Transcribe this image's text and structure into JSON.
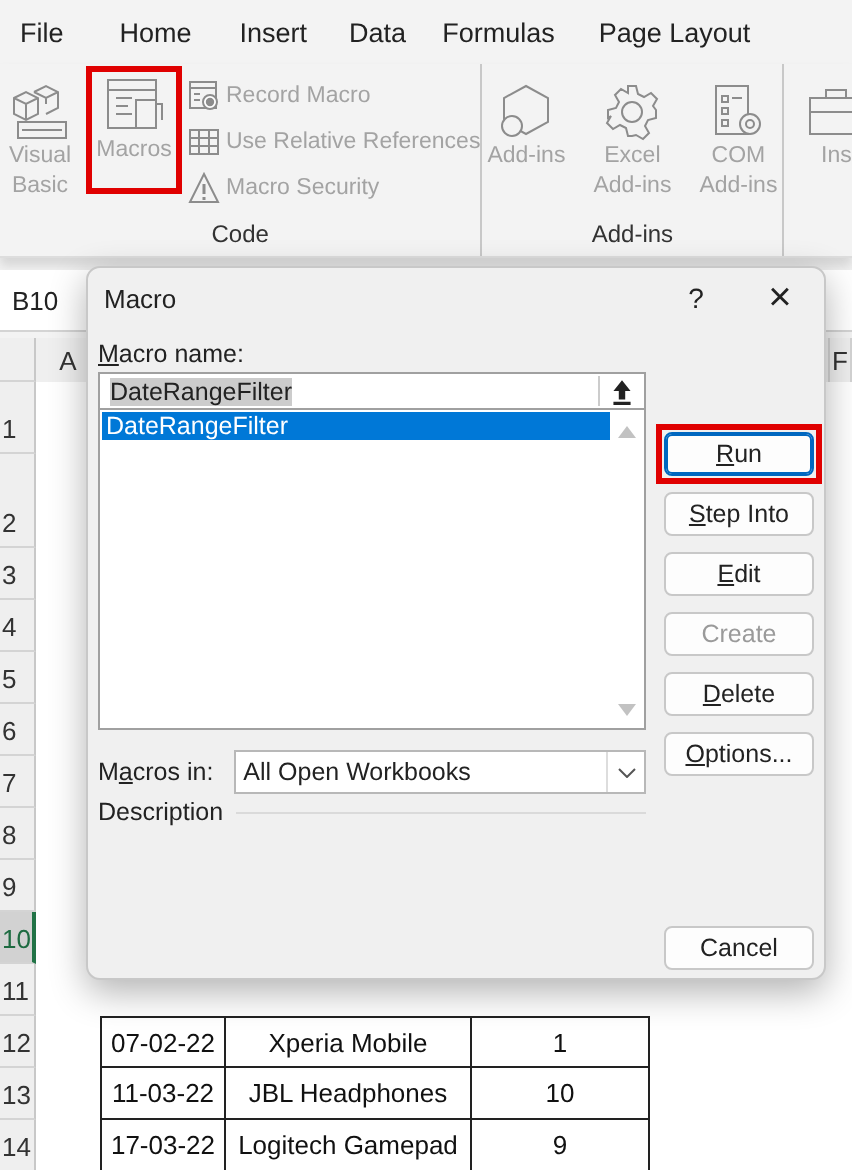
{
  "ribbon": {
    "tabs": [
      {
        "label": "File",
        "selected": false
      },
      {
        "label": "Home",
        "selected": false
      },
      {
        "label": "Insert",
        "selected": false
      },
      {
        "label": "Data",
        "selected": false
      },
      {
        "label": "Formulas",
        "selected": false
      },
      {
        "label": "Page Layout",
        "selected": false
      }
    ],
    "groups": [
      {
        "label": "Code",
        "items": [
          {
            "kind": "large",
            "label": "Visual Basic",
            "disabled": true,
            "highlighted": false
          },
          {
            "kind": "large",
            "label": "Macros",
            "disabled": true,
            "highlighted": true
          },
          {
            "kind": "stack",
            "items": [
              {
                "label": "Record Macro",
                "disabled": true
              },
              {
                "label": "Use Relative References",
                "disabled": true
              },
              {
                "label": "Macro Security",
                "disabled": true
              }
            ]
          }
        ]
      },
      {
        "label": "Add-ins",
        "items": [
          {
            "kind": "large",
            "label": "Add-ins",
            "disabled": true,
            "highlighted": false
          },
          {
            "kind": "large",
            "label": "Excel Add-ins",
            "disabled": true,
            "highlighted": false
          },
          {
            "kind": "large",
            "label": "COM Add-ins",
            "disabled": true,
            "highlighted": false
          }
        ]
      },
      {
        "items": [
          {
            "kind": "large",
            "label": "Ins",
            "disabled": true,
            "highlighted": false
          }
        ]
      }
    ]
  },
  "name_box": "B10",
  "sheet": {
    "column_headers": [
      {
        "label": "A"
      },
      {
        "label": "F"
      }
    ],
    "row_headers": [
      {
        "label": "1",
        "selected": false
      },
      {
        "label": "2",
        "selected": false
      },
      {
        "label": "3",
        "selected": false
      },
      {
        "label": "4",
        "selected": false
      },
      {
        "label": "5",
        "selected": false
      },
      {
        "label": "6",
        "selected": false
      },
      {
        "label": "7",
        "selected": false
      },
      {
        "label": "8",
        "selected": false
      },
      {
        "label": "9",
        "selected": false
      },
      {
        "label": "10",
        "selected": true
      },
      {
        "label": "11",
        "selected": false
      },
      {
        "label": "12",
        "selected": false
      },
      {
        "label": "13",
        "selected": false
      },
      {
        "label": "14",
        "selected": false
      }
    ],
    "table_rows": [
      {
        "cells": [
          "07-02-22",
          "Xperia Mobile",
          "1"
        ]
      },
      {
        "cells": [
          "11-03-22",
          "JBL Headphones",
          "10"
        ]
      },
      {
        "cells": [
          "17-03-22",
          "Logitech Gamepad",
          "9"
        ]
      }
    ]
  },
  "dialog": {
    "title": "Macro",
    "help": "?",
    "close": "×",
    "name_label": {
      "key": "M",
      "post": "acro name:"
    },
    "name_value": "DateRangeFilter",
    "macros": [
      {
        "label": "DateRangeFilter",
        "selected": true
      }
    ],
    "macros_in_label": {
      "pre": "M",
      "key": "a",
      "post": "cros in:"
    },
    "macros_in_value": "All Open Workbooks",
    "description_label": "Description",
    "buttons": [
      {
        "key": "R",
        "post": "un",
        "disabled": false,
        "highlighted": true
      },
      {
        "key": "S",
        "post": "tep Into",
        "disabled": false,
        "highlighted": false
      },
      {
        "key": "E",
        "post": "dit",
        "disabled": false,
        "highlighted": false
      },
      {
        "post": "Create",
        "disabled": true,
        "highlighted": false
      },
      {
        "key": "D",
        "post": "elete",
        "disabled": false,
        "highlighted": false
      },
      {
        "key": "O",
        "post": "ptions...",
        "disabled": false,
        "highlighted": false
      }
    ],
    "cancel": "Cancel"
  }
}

::::::::::

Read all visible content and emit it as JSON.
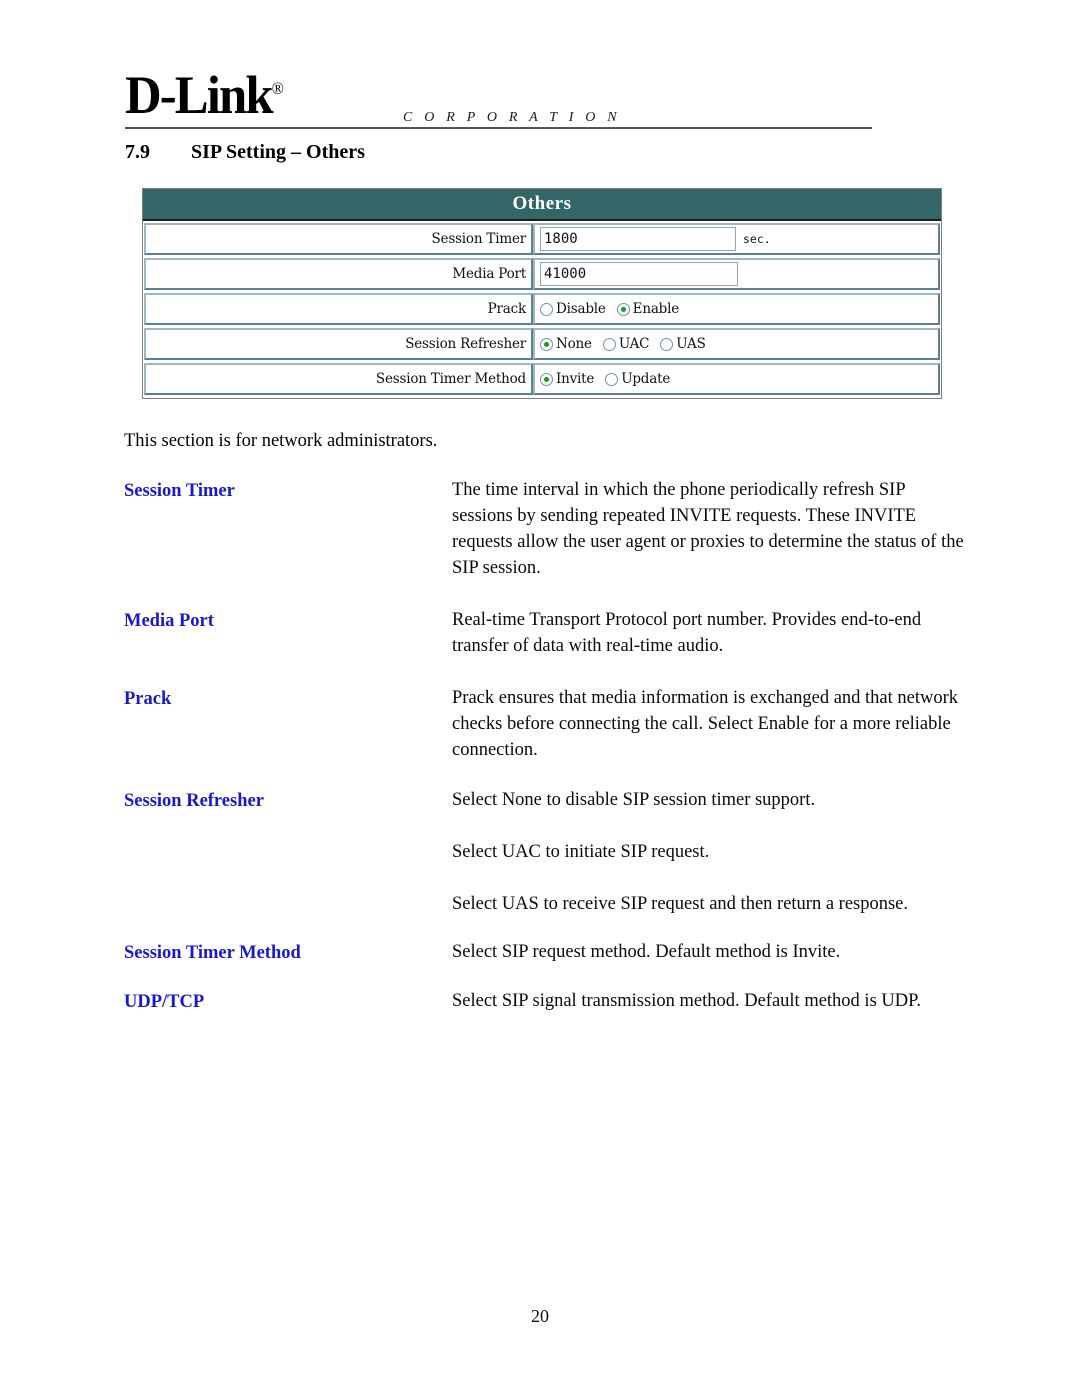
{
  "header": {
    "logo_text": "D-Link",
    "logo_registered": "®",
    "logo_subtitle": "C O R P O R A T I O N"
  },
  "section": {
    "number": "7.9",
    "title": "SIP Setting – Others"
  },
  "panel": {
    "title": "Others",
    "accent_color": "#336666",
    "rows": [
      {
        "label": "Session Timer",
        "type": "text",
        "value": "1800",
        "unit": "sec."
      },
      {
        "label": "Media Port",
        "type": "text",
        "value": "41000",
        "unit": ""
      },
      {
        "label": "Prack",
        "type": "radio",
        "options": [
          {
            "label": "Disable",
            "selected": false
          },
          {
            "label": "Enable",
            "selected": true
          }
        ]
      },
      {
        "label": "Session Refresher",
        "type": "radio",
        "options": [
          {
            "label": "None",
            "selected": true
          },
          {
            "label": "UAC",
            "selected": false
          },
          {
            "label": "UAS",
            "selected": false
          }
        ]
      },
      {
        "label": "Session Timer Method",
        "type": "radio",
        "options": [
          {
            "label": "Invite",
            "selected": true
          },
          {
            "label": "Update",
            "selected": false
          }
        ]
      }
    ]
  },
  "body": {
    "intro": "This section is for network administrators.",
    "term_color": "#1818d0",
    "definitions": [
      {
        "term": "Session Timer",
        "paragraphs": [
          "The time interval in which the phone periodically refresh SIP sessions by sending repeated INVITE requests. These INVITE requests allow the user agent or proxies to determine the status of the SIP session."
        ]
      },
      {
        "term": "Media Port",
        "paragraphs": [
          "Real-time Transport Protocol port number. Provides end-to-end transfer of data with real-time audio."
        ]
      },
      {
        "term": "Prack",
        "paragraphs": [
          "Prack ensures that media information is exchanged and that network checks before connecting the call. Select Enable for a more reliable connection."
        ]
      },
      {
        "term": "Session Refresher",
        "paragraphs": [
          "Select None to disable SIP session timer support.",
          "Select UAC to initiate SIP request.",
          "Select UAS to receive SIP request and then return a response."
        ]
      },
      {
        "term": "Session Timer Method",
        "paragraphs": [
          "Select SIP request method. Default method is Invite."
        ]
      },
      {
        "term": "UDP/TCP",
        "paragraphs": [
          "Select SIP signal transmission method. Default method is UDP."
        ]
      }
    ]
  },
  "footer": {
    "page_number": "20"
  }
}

::::::::::

■ Task prompt ■
Each line in the listing above that contains "JSON" should be copied.

■ Answer to the problem ■
Transcribe this image's text and structure into JSON.
Read all visible content and emit it as JSON.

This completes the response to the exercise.